Gather every line from the entries below that includes "data".

....

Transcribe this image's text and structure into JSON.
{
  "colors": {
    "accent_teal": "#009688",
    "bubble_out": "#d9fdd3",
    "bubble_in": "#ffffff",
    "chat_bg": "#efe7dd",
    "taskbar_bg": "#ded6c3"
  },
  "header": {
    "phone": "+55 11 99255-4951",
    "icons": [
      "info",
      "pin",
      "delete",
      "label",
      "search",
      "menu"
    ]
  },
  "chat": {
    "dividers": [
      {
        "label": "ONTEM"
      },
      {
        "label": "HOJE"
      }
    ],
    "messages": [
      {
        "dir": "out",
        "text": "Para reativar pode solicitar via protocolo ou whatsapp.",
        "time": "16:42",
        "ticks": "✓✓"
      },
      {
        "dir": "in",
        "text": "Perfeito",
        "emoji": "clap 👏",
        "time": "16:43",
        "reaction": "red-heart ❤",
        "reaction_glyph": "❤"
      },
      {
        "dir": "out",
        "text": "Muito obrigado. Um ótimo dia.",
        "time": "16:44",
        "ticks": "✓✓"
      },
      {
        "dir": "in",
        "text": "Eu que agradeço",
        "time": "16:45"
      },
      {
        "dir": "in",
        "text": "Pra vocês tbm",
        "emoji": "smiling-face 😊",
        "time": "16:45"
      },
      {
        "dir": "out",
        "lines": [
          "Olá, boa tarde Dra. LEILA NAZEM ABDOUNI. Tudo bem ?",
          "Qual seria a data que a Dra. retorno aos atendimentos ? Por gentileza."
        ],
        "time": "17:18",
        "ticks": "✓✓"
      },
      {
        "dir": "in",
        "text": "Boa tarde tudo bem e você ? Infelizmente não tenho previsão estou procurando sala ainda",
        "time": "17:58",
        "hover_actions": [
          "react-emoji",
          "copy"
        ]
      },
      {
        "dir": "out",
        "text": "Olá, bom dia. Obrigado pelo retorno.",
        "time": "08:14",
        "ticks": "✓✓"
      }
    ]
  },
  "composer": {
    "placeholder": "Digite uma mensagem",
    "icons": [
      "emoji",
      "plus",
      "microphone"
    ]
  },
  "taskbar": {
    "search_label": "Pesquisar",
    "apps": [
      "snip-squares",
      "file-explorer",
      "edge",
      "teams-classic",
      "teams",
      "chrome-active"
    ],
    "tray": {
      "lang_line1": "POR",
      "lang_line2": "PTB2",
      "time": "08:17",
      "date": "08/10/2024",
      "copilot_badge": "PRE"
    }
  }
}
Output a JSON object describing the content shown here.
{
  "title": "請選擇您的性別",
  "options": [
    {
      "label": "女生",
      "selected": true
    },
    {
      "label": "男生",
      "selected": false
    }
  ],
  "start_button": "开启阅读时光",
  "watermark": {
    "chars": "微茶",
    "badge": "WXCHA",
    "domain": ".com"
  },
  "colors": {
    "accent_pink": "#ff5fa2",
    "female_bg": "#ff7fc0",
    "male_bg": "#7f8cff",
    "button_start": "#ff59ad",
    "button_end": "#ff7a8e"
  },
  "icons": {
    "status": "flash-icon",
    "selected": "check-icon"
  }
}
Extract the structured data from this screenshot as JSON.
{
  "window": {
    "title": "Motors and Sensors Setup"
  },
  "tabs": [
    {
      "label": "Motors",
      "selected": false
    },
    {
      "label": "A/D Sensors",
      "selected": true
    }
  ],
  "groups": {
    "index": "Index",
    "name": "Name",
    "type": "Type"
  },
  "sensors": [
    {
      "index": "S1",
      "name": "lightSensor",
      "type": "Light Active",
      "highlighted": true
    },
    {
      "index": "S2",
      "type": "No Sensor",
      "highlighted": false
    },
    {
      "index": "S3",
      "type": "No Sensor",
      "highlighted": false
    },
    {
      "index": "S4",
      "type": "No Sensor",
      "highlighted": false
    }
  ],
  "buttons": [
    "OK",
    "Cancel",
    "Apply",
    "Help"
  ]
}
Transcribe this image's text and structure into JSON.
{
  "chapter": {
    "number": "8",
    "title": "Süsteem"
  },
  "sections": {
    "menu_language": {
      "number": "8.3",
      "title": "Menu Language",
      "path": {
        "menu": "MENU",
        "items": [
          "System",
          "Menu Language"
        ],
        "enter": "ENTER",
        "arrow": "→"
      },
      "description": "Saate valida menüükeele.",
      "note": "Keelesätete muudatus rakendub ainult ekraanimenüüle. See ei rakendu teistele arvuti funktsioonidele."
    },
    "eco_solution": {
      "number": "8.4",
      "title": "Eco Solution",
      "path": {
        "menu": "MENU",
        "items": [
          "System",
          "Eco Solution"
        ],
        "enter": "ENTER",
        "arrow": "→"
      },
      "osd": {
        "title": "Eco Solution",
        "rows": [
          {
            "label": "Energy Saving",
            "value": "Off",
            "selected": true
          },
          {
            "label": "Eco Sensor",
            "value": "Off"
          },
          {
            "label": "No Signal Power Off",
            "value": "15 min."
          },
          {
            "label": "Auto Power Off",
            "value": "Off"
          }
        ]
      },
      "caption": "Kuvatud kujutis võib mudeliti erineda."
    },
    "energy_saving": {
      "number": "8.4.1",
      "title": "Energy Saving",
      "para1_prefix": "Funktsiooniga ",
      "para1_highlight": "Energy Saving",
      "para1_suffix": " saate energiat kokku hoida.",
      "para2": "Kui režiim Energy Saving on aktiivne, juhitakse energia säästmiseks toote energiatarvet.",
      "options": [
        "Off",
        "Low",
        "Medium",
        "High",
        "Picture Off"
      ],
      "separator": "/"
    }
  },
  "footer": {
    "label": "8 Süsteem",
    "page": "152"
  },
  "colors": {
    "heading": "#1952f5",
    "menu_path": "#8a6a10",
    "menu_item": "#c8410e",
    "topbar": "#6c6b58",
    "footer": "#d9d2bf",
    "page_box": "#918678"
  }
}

....

◆ ANSWER TO THIS EXERCISE:
          "Qual seria a data que a Dra. retorno aos atendimentos ? Por gentileza."
Extract the structured data from this screenshot as JSON.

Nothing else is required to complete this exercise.